Your objective.
Return verbatim the run of lines that opens with the line holding "Convert this screenshot" and closes with the last line of the records.
** start Supplied data **
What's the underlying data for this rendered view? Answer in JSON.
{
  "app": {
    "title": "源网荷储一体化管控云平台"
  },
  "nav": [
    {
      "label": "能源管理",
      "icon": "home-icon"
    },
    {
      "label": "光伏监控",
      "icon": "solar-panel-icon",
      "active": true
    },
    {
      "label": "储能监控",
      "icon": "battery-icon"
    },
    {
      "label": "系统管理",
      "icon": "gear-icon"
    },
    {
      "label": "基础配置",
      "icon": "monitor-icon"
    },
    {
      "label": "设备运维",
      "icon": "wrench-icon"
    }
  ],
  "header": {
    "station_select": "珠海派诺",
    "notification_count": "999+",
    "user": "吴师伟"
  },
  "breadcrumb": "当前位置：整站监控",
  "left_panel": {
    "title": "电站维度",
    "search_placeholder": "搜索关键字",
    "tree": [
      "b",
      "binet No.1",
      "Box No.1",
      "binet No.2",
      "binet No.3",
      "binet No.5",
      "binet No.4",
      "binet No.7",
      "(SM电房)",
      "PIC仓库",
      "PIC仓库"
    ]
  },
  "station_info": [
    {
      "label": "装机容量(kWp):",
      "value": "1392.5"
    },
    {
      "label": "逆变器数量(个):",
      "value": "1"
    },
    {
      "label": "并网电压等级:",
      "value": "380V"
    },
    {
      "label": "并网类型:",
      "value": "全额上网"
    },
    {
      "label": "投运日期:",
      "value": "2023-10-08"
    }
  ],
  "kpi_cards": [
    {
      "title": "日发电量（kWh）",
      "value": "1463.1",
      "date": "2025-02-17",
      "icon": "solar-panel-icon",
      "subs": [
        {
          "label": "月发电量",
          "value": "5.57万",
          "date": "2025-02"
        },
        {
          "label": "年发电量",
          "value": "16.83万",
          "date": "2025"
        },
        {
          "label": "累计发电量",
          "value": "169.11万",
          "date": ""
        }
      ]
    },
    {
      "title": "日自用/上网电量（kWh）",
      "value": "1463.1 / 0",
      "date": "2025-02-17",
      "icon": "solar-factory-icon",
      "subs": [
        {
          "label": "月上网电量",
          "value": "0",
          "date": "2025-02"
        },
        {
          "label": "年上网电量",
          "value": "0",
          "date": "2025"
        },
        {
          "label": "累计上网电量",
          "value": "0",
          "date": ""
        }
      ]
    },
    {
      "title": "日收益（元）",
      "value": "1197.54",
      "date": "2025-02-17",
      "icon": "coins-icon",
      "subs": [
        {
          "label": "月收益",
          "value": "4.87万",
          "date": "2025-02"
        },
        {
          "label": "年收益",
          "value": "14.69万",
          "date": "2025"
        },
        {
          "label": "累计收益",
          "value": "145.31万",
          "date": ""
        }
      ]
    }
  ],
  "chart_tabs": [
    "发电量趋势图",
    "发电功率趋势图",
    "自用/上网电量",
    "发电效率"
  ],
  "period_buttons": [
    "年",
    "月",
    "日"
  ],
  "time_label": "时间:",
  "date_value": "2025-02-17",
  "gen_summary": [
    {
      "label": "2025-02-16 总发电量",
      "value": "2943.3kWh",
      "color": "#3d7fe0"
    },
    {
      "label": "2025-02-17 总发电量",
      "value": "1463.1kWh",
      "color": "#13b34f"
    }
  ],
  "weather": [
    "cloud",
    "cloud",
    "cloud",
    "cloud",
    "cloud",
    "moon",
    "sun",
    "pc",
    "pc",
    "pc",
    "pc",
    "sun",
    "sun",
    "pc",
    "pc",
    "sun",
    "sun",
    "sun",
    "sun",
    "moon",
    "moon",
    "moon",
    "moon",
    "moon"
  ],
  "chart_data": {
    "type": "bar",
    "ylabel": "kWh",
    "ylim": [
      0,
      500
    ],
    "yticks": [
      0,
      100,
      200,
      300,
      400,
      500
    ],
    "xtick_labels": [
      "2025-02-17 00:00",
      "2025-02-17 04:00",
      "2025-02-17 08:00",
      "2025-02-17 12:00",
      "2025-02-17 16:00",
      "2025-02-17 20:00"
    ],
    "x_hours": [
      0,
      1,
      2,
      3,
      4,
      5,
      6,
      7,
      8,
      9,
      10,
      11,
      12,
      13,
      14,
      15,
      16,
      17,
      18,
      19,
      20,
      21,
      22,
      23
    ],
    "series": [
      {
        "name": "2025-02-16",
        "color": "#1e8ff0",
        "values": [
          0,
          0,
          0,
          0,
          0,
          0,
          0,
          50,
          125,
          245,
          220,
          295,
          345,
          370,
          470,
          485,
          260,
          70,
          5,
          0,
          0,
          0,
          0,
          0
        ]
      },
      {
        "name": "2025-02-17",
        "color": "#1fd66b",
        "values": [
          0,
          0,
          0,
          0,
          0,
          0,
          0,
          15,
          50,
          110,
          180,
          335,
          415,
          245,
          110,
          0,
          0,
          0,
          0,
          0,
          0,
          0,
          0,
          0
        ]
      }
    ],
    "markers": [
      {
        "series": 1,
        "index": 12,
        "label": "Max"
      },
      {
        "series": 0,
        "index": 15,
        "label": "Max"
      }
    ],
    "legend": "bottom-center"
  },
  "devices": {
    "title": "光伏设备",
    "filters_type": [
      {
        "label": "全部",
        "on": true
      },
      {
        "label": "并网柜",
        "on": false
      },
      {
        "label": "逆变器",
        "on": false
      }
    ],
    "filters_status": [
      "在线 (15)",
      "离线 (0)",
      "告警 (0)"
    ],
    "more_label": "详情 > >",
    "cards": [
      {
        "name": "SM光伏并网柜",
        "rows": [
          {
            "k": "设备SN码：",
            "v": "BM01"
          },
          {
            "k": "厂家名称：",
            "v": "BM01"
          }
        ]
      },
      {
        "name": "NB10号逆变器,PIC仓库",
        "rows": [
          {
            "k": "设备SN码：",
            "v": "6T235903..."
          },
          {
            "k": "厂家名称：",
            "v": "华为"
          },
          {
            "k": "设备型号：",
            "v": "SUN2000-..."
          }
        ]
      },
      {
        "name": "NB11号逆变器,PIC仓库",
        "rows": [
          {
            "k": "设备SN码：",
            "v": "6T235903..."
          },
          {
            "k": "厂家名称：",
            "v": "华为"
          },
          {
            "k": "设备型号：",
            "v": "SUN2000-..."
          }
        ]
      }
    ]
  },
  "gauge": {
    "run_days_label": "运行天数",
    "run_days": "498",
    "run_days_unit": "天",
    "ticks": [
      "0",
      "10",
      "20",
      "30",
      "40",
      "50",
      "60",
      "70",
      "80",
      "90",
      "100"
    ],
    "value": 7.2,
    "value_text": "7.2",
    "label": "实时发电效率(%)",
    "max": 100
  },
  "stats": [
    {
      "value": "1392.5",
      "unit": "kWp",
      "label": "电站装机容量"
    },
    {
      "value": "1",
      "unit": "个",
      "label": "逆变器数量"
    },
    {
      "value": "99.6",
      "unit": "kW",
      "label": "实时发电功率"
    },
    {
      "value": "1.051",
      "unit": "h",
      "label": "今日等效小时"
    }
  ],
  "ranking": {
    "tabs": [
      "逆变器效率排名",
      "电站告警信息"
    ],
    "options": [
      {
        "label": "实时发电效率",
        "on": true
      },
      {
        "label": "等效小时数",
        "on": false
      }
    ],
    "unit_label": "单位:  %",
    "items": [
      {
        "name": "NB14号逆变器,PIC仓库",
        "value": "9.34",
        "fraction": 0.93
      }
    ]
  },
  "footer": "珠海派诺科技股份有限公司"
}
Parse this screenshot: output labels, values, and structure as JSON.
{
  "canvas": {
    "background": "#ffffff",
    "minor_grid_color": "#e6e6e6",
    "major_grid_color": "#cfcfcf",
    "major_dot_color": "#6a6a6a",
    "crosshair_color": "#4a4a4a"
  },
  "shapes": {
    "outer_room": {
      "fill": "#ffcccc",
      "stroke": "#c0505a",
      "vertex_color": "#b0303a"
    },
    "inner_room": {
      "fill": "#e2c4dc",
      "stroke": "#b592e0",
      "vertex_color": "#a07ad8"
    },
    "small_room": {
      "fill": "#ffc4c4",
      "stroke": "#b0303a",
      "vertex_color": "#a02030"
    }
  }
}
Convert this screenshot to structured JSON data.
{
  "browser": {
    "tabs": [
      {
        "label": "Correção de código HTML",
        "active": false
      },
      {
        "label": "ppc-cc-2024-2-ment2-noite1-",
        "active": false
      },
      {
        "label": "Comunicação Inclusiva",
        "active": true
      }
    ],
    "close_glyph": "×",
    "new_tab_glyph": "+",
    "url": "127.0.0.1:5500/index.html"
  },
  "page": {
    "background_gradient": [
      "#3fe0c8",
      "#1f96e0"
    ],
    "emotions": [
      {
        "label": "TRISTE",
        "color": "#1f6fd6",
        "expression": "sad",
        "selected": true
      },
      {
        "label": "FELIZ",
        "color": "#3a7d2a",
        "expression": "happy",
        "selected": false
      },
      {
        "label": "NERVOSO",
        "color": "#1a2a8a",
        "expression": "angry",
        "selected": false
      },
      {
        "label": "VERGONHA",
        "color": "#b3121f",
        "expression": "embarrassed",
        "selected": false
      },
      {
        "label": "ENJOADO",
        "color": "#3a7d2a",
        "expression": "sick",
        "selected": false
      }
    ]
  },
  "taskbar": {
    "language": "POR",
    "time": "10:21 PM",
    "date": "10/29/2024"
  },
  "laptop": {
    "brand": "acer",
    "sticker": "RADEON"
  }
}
** end Supplied data **
Final answer.
Convert this screenshot to structured JSON data.
{
  "browser": {
    "tabs": [
      {
        "label": "Correção de código HTML",
        "active": false
      },
      {
        "label": "ppc-cc-2024-2-ment2-noite1-",
        "active": false
      },
      {
        "label": "Comunicação Inclusiva",
        "active": true
      }
    ],
    "close_glyph": "×",
    "new_tab_glyph": "+",
    "url": "127.0.0.1:5500/index.html"
  },
  "page": {
    "background_gradient": [
      "#3fe0c8",
      "#1f96e0"
    ],
    "emotions": [
      {
        "label": "TRISTE",
        "color": "#1f6fd6",
        "expression": "sad",
        "selected": true
      },
      {
        "label": "FELIZ",
        "color": "#3a7d2a",
        "expression": "happy",
        "selected": false
      },
      {
        "label": "NERVOSO",
        "color": "#1a2a8a",
        "expression": "angry",
        "selected": false
      },
      {
        "label": "VERGONHA",
        "color": "#b3121f",
        "expression": "embarrassed",
        "selected": false
      },
      {
        "label": "ENJOADO",
        "color": "#3a7d2a",
        "expression": "sick",
        "selected": false
      }
    ]
  },
  "taskbar": {
    "language": "POR",
    "time": "10:21 PM",
    "date": "10/29/2024"
  },
  "laptop": {
    "brand": "acer",
    "sticker": "RADEON"
  }
}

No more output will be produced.